WORK TO BE COMPLETED |
Reproduce all of the data exactly, with no line skipped.

THE RECORDS |
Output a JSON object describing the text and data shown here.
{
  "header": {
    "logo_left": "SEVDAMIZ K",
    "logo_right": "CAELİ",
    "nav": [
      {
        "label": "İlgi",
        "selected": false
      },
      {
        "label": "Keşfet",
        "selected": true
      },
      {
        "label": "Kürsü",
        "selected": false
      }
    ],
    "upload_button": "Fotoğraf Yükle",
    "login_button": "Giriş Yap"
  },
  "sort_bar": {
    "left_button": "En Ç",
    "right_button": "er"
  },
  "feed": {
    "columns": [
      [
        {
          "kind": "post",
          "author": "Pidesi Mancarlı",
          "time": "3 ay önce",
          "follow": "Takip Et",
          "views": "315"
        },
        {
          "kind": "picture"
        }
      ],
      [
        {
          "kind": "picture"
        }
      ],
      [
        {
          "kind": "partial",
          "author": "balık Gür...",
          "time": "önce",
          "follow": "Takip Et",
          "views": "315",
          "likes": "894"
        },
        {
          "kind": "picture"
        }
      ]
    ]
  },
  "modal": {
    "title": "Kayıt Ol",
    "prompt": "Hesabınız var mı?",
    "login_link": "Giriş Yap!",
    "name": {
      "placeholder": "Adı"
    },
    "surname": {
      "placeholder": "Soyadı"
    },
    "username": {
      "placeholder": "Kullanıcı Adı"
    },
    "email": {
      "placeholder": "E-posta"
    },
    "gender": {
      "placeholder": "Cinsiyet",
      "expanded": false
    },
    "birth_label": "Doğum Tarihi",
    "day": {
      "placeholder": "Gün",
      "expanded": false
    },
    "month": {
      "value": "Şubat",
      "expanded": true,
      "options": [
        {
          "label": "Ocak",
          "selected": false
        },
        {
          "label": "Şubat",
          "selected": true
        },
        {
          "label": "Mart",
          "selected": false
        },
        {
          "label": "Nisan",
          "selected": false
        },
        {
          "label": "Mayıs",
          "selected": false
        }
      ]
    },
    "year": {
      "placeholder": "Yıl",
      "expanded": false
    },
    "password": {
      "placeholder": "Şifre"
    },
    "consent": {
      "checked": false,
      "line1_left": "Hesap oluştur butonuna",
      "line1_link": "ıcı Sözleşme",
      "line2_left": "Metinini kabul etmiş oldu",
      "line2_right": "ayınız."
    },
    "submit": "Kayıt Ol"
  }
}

TASK RESULT |
Output a JSON object describing the text and data shown here.
{
  "header": {
    "logo_left": "SEVDAMIZ K",
    "logo_right": "CAELİ",
    "nav": [
      {
        "label": "İlgi",
        "selected": false
      },
      {
        "label": "Keşfet",
        "selected": true
      },
      {
        "label": "Kürsü",
        "selected": false
      }
    ],
    "upload_button": "Fotoğraf Yükle",
    "login_button": "Giriş Yap"
  },
  "sort_bar": {
    "left_button": "En Ç",
    "right_button": "er"
  },
  "feed": {
    "columns": [
      [
        {
          "kind": "post",
          "author": "Pidesi Mancarlı",
          "time": "3 ay önce",
          "follow": "Takip Et",
          "views": "315"
        },
        {
          "kind": "picture"
        }
      ],
      [
        {
          "kind": "picture"
        }
      ],
      [
        {
          "kind": "partial",
          "author": "balık Gür...",
          "time": "önce",
          "follow": "Takip Et",
          "views": "315",
          "likes": "894"
        },
        {
          "kind": "picture"
        }
      ]
    ]
  },
  "modal": {
    "title": "Kayıt Ol",
    "prompt": "Hesabınız var mı?",
    "login_link": "Giriş Yap!",
    "name": {
      "placeholder": "Adı"
    },
    "surname": {
      "placeholder": "Soyadı"
    },
    "username": {
      "placeholder": "Kullanıcı Adı"
    },
    "email": {
      "placeholder": "E-posta"
    },
    "gender": {
      "placeholder": "Cinsiyet",
      "expanded": false
    },
    "birth_label": "Doğum Tarihi",
    "day": {
      "placeholder": "Gün",
      "expanded": false
    },
    "month": {
      "value": "Şubat",
      "expanded": true,
      "options": [
        {
          "label": "Ocak",
          "selected": false
        },
        {
          "label": "Şubat",
          "selected": true
        },
        {
          "label": "Mart",
          "selected": false
        },
        {
          "label": "Nisan",
          "selected": false
        },
        {
          "label": "Mayıs",
          "selected": false
        }
      ]
    },
    "year": {
      "placeholder": "Yıl",
      "expanded": false
    },
    "password": {
      "placeholder": "Şifre"
    },
    "consent": {
      "checked": false,
      "line1_left": "Hesap oluştur butonuna",
      "line1_link": "ıcı Sözleşme",
      "line2_left": "Metinini kabul etmiş oldu",
      "line2_right": "ayınız."
    },
    "submit": "Kayıt Ol"
  }
}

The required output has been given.